Description of the task: Select from the data all lines with the word "this".

Extracted material:
——

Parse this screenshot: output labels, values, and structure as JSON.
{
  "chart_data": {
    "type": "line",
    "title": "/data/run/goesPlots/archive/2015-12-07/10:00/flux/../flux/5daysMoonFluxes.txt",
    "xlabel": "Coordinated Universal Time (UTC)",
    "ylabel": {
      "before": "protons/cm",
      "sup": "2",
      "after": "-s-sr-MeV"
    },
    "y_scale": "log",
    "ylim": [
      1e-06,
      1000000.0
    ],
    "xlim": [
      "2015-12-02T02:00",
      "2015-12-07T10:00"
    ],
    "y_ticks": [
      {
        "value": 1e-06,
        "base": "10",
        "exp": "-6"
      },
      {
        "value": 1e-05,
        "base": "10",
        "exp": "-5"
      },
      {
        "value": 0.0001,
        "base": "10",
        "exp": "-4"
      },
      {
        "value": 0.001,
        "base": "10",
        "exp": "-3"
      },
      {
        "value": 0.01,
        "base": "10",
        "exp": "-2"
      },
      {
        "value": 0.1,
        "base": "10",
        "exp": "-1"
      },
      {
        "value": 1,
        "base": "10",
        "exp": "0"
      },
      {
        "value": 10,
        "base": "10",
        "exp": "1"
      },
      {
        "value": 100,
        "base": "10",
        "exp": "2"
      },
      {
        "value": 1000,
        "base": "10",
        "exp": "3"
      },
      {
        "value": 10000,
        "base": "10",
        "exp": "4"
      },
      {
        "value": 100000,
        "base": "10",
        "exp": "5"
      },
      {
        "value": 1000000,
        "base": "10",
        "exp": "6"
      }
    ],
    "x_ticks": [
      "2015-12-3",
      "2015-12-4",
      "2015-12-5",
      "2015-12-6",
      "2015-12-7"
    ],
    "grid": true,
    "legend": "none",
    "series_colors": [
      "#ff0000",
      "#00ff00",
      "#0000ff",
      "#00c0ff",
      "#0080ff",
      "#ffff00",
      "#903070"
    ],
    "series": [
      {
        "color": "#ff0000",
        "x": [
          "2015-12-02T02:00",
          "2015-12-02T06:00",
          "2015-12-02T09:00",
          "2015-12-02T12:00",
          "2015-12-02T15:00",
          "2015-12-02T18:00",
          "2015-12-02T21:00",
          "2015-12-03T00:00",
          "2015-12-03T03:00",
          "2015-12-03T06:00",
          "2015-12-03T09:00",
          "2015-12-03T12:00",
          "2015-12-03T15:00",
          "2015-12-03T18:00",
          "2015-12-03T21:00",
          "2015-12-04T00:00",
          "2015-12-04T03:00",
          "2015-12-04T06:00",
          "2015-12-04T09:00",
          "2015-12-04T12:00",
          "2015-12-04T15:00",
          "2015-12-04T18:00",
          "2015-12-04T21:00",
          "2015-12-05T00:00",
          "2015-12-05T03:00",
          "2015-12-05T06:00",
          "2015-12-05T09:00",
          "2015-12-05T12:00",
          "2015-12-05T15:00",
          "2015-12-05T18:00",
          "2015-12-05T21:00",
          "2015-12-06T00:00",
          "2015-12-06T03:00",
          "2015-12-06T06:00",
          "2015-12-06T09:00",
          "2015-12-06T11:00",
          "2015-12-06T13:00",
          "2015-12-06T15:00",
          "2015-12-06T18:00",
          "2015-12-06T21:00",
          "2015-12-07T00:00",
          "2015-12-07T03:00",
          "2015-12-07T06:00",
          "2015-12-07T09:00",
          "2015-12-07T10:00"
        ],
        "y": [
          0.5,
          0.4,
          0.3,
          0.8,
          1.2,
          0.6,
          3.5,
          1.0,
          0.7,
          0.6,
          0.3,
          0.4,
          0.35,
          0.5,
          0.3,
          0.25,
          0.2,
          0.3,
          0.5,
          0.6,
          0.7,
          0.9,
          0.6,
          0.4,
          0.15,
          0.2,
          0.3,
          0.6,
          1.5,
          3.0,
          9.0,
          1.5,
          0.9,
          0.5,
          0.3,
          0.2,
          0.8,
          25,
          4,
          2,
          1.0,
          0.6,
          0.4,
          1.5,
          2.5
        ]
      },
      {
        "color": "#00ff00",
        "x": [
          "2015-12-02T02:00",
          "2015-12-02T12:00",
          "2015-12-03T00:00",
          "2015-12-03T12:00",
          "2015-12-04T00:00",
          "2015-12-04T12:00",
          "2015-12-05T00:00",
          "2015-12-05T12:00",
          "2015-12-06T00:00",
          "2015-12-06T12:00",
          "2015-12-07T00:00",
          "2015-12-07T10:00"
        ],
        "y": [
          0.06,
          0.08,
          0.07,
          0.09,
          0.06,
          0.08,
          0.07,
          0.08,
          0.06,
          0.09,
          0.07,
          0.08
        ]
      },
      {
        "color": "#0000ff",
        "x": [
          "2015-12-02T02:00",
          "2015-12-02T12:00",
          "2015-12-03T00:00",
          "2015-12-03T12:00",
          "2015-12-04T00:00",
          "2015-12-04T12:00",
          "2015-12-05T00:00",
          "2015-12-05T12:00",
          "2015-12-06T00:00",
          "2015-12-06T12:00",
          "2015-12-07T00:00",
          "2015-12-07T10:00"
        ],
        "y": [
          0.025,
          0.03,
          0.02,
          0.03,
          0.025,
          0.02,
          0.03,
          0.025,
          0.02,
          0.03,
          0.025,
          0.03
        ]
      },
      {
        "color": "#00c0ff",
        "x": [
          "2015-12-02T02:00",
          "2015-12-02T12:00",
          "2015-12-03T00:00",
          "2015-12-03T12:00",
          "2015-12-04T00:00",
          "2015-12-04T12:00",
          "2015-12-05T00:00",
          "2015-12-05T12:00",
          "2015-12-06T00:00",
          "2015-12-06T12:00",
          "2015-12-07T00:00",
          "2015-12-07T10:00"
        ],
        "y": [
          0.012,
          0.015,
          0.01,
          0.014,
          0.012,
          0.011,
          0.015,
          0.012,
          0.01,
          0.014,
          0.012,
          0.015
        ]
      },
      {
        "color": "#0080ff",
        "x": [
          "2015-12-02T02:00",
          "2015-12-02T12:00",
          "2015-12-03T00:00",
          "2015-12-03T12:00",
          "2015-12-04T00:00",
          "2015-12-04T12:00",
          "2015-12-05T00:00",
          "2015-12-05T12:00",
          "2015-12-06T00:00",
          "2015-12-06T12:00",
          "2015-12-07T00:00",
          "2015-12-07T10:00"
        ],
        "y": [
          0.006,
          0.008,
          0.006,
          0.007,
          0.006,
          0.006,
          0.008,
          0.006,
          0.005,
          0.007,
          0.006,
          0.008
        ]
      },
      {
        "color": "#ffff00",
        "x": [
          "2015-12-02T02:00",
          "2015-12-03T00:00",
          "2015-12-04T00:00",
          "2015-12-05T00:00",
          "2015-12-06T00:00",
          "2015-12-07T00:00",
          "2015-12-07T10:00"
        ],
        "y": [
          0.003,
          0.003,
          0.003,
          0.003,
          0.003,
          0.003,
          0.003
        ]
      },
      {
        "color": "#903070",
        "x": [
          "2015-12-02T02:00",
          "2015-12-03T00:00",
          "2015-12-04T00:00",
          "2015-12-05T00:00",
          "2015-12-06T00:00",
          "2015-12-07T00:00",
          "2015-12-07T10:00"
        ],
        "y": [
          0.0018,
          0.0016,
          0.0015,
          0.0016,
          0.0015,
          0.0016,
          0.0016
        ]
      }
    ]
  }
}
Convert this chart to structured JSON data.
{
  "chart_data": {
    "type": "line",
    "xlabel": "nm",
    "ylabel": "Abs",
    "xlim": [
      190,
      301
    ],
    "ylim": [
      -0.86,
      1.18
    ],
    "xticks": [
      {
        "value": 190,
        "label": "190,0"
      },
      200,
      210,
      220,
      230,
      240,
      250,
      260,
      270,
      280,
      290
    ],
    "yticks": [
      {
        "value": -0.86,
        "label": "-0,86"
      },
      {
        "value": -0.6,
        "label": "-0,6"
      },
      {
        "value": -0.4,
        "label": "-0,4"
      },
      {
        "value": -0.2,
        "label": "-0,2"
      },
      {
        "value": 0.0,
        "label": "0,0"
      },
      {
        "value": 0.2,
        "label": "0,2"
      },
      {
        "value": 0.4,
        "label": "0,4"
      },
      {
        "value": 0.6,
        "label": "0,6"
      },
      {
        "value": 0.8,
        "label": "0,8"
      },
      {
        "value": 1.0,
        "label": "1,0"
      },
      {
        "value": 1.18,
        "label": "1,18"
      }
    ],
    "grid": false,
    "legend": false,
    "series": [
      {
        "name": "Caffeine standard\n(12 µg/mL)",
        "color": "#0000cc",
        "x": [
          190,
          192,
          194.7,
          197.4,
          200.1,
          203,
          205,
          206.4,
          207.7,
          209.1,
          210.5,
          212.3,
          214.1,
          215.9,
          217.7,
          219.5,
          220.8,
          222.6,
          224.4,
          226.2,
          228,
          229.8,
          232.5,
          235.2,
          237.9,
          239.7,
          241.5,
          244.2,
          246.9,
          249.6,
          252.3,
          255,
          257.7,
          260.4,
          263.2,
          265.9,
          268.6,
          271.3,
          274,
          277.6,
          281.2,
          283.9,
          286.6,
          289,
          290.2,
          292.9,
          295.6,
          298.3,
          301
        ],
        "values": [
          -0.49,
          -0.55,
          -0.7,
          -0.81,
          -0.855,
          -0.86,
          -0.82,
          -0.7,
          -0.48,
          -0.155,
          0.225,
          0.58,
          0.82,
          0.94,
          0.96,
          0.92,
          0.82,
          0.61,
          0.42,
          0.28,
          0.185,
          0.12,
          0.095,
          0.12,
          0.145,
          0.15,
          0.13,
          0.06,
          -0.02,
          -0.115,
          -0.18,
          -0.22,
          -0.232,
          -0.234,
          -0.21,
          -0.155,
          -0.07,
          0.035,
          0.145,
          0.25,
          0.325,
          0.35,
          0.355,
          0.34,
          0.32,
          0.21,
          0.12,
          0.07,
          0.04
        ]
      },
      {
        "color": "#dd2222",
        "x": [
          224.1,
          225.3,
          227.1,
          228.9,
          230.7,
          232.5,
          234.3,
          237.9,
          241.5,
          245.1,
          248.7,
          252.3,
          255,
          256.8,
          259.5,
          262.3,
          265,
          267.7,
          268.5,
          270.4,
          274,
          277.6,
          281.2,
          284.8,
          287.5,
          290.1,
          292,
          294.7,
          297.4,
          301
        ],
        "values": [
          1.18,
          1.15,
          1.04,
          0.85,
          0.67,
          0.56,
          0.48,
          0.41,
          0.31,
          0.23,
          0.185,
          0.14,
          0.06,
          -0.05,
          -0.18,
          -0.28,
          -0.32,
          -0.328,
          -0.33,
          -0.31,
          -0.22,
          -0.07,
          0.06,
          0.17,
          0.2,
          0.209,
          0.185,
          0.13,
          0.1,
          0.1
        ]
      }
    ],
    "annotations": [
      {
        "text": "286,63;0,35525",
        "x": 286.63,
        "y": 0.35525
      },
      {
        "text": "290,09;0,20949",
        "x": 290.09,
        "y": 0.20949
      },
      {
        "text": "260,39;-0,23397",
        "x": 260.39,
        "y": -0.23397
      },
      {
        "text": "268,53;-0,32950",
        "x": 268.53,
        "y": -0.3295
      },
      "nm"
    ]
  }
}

——

Output below:
Parse this screenshot: output labels, values, and structure as JSON.
Convert this chart to structured JSON data.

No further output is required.